> **What the exercise asks**
Go through the entries below and copy each line containing the word "möchten".

> **Data to process**
━━━━━━━━━━━━━━━━━━━━━━━━━━━━━━

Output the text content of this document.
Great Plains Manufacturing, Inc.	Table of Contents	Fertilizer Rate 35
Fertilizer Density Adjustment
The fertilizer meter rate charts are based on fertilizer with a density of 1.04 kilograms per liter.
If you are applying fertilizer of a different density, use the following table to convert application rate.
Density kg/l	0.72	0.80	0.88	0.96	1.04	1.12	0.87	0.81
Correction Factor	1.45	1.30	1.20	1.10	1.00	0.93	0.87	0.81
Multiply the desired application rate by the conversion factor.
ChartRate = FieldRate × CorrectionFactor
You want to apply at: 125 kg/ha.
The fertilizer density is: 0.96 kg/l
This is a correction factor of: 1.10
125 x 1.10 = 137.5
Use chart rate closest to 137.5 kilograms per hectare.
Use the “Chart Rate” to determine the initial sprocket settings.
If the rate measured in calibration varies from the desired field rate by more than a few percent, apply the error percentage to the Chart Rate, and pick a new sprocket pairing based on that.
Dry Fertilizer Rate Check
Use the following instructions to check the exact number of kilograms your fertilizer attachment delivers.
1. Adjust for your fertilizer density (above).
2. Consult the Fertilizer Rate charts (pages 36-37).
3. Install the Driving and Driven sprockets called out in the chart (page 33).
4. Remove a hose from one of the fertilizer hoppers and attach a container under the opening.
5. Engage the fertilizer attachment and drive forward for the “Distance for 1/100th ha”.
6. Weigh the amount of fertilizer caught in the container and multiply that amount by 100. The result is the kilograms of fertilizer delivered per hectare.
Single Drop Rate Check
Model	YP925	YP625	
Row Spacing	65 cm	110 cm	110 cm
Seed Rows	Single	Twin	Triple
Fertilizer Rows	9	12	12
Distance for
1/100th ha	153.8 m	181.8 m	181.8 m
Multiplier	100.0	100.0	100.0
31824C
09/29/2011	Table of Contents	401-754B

━━━━━━━━━━━━━━━━━━━━━━━━━━━━━━

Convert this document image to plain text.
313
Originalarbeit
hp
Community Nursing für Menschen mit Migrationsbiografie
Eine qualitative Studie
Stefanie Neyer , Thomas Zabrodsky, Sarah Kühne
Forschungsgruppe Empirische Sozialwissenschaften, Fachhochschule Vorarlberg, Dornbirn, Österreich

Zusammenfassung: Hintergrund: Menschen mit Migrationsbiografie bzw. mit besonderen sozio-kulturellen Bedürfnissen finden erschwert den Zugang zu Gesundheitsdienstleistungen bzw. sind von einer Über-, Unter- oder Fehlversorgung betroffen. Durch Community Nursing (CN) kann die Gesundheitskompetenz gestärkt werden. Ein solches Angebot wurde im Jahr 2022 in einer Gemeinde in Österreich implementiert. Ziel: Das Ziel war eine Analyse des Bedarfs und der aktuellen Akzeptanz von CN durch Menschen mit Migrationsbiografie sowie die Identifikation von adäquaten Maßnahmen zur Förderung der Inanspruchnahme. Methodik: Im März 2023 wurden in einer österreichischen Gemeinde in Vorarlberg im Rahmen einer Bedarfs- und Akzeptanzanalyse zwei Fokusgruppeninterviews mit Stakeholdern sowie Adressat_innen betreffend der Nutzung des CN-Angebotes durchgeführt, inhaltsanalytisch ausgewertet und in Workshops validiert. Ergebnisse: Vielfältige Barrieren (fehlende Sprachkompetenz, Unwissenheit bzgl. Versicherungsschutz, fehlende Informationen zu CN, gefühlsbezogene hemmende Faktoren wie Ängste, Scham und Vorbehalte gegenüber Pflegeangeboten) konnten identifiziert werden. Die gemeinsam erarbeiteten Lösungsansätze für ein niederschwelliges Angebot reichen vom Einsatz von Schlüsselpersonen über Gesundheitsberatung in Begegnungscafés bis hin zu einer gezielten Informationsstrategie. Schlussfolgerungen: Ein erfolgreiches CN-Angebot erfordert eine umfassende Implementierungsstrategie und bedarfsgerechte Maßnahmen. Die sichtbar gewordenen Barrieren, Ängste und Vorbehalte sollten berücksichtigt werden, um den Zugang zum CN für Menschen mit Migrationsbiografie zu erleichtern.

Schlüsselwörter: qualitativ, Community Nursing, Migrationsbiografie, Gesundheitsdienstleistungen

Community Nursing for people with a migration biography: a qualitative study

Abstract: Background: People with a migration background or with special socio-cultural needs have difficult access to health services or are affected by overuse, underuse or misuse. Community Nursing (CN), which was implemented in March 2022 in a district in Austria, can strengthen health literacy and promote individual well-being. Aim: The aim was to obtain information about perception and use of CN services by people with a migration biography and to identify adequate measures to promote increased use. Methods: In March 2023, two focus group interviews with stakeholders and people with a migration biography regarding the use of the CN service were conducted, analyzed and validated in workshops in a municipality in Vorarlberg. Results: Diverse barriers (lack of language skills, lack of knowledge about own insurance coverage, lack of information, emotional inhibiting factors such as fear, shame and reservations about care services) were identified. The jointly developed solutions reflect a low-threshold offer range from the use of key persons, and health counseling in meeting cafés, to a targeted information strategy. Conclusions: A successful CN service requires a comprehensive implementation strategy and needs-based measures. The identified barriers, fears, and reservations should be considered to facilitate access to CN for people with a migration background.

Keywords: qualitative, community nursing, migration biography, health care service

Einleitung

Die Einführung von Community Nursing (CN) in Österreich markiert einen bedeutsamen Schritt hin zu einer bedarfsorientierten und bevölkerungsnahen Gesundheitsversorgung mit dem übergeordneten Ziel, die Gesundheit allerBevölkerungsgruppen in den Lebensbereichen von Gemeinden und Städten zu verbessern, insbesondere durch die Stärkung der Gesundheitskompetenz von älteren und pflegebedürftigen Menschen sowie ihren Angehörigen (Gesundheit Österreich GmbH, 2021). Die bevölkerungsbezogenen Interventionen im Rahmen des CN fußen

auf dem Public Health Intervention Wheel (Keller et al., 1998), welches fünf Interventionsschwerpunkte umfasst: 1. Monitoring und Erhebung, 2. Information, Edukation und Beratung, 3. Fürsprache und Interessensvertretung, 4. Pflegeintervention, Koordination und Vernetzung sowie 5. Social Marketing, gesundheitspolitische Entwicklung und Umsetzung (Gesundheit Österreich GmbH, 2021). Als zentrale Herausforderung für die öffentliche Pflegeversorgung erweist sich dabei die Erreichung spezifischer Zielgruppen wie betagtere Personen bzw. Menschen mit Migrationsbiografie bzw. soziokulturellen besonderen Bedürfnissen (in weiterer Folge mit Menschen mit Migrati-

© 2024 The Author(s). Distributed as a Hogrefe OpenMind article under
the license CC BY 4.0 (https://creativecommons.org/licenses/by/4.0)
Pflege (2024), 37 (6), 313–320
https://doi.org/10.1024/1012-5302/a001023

━━━━━━━━━━━━━━━━━━━━━━━━━━━━━━

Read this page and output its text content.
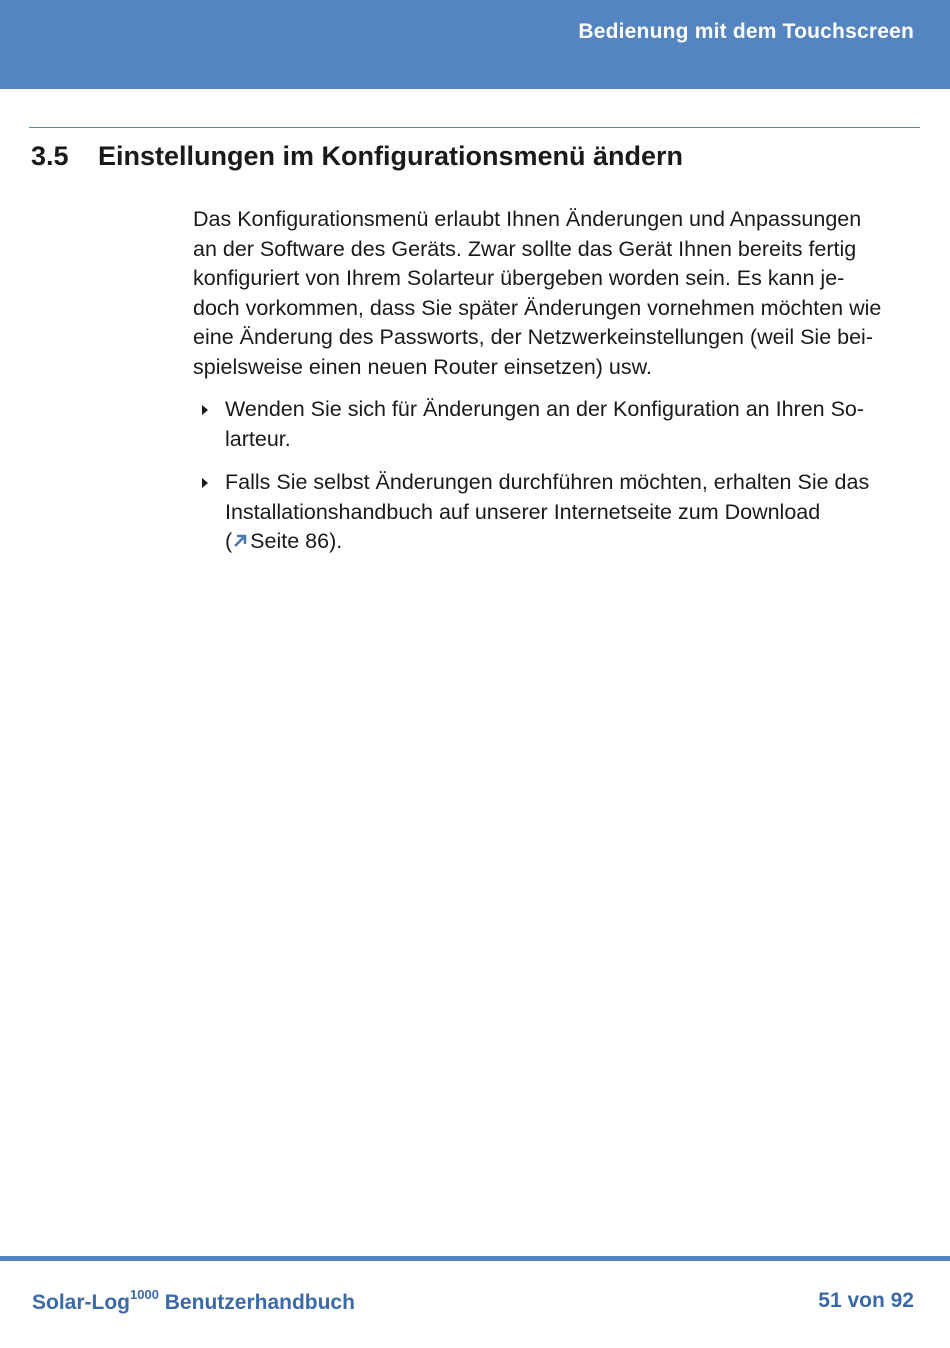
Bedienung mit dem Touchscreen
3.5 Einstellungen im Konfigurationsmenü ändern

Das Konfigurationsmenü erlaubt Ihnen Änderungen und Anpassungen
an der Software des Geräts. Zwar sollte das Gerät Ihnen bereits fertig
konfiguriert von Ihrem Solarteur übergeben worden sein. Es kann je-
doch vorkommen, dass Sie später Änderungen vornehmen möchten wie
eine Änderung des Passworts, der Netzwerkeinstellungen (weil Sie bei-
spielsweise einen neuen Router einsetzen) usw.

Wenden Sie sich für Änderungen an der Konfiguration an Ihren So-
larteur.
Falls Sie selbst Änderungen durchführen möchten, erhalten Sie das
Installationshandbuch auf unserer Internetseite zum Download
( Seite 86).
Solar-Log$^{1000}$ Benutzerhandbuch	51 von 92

━━━━━━━━━━━━━━━━━━━━━━━━━━━━━━

> **Task answer**
doch vorkommen, dass Sie später Änderungen vornehmen möchten wie
Falls Sie selbst Änderungen durchführen möchten, erhalten Sie das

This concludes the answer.